DATASET:
'''

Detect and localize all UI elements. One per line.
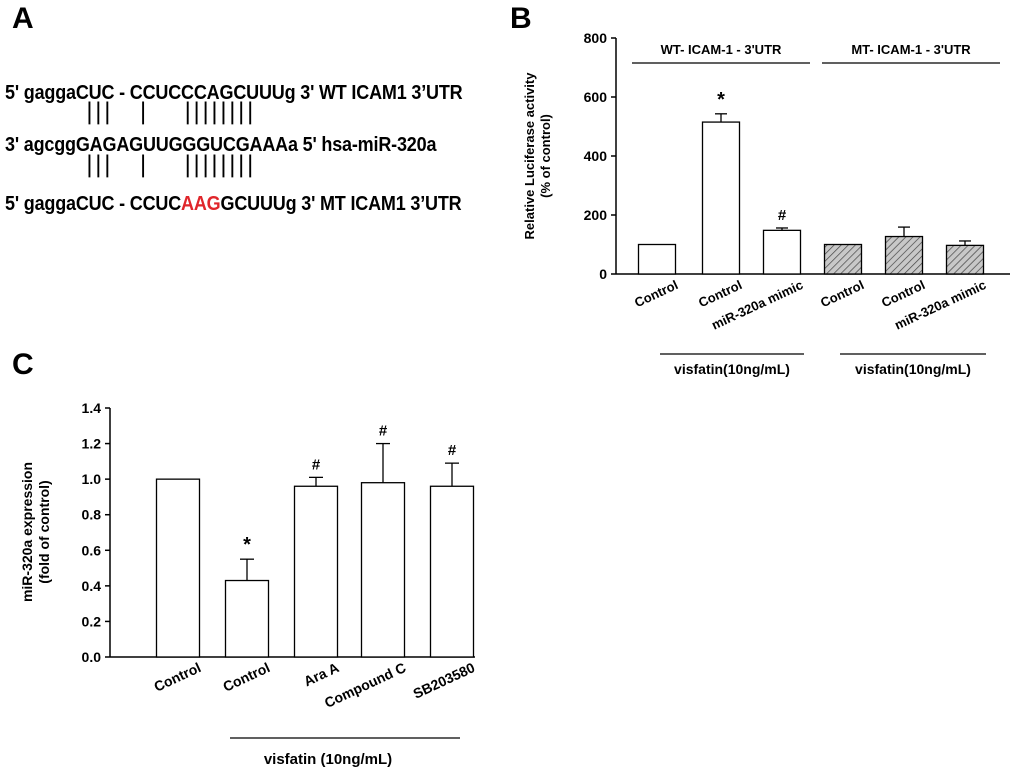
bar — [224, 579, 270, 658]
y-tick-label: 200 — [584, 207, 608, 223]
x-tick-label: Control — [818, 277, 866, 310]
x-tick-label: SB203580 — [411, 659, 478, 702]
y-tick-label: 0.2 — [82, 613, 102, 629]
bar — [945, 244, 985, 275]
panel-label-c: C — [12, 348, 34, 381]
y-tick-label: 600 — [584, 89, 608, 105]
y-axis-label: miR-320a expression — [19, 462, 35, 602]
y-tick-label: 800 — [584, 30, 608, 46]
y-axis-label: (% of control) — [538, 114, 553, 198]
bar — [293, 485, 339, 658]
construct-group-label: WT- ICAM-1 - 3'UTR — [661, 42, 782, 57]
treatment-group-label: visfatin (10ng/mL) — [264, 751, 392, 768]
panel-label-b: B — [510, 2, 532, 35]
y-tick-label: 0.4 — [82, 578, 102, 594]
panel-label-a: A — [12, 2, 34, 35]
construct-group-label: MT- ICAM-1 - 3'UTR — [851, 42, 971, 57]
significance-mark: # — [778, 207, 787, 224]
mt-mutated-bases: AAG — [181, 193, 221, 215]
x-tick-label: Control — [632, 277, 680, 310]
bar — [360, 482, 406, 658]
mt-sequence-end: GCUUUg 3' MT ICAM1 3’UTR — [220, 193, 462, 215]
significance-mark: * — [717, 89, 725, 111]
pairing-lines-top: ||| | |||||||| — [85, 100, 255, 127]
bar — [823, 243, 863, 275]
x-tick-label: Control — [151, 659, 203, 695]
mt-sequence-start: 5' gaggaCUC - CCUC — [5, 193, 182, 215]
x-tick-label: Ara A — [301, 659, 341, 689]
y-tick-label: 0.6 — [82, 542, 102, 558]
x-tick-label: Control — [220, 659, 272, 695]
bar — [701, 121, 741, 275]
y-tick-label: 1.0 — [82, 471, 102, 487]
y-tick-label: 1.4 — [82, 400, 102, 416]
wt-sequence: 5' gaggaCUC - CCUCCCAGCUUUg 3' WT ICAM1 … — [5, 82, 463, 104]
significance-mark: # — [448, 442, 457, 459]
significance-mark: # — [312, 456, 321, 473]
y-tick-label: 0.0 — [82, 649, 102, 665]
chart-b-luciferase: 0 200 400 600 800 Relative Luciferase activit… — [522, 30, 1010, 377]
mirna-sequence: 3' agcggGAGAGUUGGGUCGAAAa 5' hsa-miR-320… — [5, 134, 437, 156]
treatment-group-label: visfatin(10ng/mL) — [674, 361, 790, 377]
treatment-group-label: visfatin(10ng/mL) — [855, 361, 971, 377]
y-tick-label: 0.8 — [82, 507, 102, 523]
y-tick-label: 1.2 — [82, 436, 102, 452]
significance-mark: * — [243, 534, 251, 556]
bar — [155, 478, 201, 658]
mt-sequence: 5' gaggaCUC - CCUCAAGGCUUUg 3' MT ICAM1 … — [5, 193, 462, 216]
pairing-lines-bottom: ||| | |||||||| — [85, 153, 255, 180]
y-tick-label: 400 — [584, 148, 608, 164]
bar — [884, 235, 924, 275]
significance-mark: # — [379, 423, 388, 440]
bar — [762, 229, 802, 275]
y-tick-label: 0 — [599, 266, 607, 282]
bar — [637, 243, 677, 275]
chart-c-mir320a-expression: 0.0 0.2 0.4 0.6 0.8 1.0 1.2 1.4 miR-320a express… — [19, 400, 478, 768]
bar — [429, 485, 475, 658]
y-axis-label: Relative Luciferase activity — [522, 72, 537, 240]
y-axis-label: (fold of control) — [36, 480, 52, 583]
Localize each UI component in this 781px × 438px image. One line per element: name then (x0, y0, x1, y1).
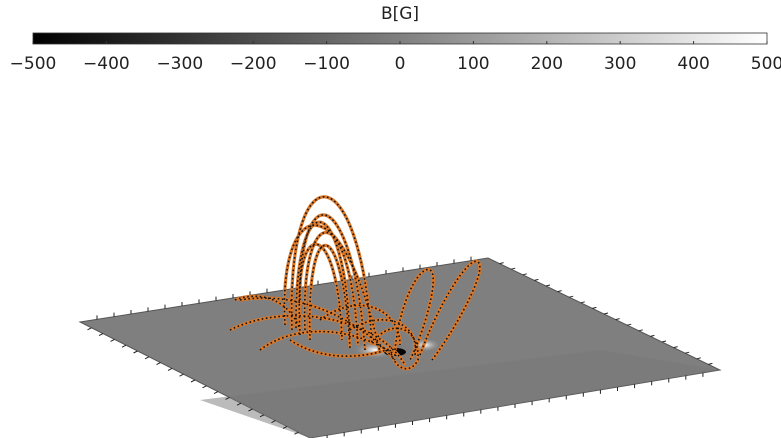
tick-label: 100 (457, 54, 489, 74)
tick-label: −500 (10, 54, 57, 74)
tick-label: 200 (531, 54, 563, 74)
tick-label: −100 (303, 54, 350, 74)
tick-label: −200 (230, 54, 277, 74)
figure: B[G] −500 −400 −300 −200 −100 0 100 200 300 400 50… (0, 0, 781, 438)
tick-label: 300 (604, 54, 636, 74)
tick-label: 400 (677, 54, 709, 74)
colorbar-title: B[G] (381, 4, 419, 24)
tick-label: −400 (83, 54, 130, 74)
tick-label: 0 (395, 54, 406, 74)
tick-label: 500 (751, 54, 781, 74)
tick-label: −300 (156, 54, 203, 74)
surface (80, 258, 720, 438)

'''

Rewrite the lines from the line with "bar — [224, 579, 270, 658]" to the line with "y-tick-label: 1.4 — [82, 400, 102, 416]", replacing "significance-mark" with "stat-mark" and leaving everything else unchanged. Return only those lines.

RESPONSE:
bar — [224, 579, 270, 658]
y-tick-label: 200 — [584, 207, 608, 223]
x-tick-label: Control — [818, 277, 866, 310]
x-tick-label: SB203580 — [411, 659, 478, 702]
y-tick-label: 0.2 — [82, 613, 102, 629]
bar — [945, 244, 985, 275]
panel-label-c: C — [12, 348, 34, 381]
y-tick-label: 600 — [584, 89, 608, 105]
y-axis-label: miR-320a expression — [19, 462, 35, 602]
y-tick-label: 800 — [584, 30, 608, 46]
y-axis-label: (% of control) — [538, 114, 553, 198]
bar — [293, 485, 339, 658]
construct-group-label: WT- ICAM-1 - 3'UTR — [661, 42, 782, 57]
treatment-group-label: visfatin (10ng/mL) — [264, 751, 392, 768]
panel-label-b: B — [510, 2, 532, 35]
y-tick-label: 0.4 — [82, 578, 102, 594]
panel-label-a: A — [12, 2, 34, 35]
construct-group-label: MT- ICAM-1 - 3'UTR — [851, 42, 971, 57]
stat-mark: # — [778, 207, 787, 224]
mt-mutated-bases: AAG — [181, 193, 221, 215]
x-tick-label: Control — [632, 277, 680, 310]
bar — [360, 482, 406, 658]
mt-sequence-end: GCUUUg 3' MT ICAM1 3’UTR — [220, 193, 462, 215]
stat-mark: * — [717, 89, 725, 111]
pairing-lines-top: ||| | |||||||| — [85, 100, 255, 127]
bar — [823, 243, 863, 275]
x-tick-label: Control — [151, 659, 203, 695]
mt-sequence-start: 5' gaggaCUC - CCUC — [5, 193, 182, 215]
x-tick-label: Ara A — [301, 659, 341, 689]
y-tick-label: 0.6 — [82, 542, 102, 558]
x-tick-label: Control — [220, 659, 272, 695]
bar — [701, 121, 741, 275]
y-tick-label: 1.0 — [82, 471, 102, 487]
y-tick-label: 1.4 — [82, 400, 102, 416]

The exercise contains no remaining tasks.